Your instructions: Would you quote the material below in full and unchanged?

[Stored data entries]
============================================================

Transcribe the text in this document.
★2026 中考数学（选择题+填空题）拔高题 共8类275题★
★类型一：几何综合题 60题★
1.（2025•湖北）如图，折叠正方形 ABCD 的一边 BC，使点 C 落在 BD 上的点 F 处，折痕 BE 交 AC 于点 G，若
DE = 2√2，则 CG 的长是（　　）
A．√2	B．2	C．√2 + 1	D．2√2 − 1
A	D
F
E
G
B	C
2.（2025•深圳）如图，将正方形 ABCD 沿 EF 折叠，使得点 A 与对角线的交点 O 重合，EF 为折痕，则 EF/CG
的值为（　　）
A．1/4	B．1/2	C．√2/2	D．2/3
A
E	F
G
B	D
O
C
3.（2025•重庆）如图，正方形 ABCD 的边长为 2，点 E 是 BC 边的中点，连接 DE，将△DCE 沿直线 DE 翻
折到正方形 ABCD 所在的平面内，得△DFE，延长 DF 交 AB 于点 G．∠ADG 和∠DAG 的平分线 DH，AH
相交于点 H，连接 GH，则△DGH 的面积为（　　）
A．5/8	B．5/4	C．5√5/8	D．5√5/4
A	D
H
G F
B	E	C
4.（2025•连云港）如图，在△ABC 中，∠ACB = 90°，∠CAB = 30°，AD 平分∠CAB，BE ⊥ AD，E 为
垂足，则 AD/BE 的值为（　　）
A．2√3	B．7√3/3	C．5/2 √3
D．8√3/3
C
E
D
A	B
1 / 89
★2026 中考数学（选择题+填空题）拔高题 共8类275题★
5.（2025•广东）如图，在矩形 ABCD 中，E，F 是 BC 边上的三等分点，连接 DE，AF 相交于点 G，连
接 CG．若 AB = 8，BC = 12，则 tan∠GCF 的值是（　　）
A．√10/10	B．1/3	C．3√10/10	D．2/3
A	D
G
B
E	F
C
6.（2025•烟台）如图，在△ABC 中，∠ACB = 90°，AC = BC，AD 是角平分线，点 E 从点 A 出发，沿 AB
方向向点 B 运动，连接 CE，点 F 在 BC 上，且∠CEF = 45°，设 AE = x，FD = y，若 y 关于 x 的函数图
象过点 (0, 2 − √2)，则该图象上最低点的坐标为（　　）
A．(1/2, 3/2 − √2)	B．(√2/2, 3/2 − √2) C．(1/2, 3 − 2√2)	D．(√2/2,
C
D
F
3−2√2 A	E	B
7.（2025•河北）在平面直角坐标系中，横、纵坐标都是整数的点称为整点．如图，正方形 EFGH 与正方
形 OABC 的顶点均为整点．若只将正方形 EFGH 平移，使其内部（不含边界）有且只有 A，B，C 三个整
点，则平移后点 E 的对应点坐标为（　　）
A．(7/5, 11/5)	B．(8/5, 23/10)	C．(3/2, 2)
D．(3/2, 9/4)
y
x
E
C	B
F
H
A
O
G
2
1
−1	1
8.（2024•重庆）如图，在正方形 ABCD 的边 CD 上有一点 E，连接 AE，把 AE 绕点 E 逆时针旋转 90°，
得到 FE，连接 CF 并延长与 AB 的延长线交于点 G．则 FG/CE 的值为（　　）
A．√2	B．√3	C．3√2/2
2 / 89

============================================================

Final answer:
Transcribe the text in this document.
★2026 中考数学（选择题+填空题）拔高题 共8类275题★
★类型一：几何综合题 60题★
1.（2025•湖北）如图，折叠正方形 ABCD 的一边 BC，使点 C 落在 BD 上的点 F 处，折痕 BE 交 AC 于点 G，若
DE = 2√2，则 CG 的长是（　　）
A．√2	B．2	C．√2 + 1	D．2√2 − 1
A	D
F
E
G
B	C
2.（2025•深圳）如图，将正方形 ABCD 沿 EF 折叠，使得点 A 与对角线的交点 O 重合，EF 为折痕，则 EF/CG
的值为（　　）
A．1/4	B．1/2	C．√2/2	D．2/3
A
E	F
G
B	D
O
C
3.（2025•重庆）如图，正方形 ABCD 的边长为 2，点 E 是 BC 边的中点，连接 DE，将△DCE 沿直线 DE 翻
折到正方形 ABCD 所在的平面内，得△DFE，延长 DF 交 AB 于点 G．∠ADG 和∠DAG 的平分线 DH，AH
相交于点 H，连接 GH，则△DGH 的面积为（　　）
A．5/8	B．5/4	C．5√5/8	D．5√5/4
A	D
H
G F
B	E	C
4.（2025•连云港）如图，在△ABC 中，∠ACB = 90°，∠CAB = 30°，AD 平分∠CAB，BE ⊥ AD，E 为
垂足，则 AD/BE 的值为（　　）
A．2√3	B．7√3/3	C．5/2 √3
D．8√3/3
C
E
D
A	B
1 / 89
★2026 中考数学（选择题+填空题）拔高题 共8类275题★
5.（2025•广东）如图，在矩形 ABCD 中，E，F 是 BC 边上的三等分点，连接 DE，AF 相交于点 G，连
接 CG．若 AB = 8，BC = 12，则 tan∠GCF 的值是（　　）
A．√10/10	B．1/3	C．3√10/10	D．2/3
A	D
G
B
E	F
C
6.（2025•烟台）如图，在△ABC 中，∠ACB = 90°，AC = BC，AD 是角平分线，点 E 从点 A 出发，沿 AB
方向向点 B 运动，连接 CE，点 F 在 BC 上，且∠CEF = 45°，设 AE = x，FD = y，若 y 关于 x 的函数图
象过点 (0, 2 − √2)，则该图象上最低点的坐标为（　　）
A．(1/2, 3/2 − √2)	B．(√2/2, 3/2 − √2) C．(1/2, 3 − 2√2)	D．(√2/2,
C
D
F
3−2√2 A	E	B
7.（2025•河北）在平面直角坐标系中，横、纵坐标都是整数的点称为整点．如图，正方形 EFGH 与正方
形 OABC 的顶点均为整点．若只将正方形 EFGH 平移，使其内部（不含边界）有且只有 A，B，C 三个整
点，则平移后点 E 的对应点坐标为（　　）
A．(7/5, 11/5)	B．(8/5, 23/10)	C．(3/2, 2)
D．(3/2, 9/4)
y
x
E
C	B
F
H
A
O
G
2
1
−1	1
8.（2024•重庆）如图，在正方形 ABCD 的边 CD 上有一点 E，连接 AE，把 AE 绕点 E 逆时针旋转 90°，
得到 FE，连接 CF 并延长与 AB 的延长线交于点 G．则 FG/CE 的值为（　　）
A．√2	B．√3	C．3√2/2
2 / 89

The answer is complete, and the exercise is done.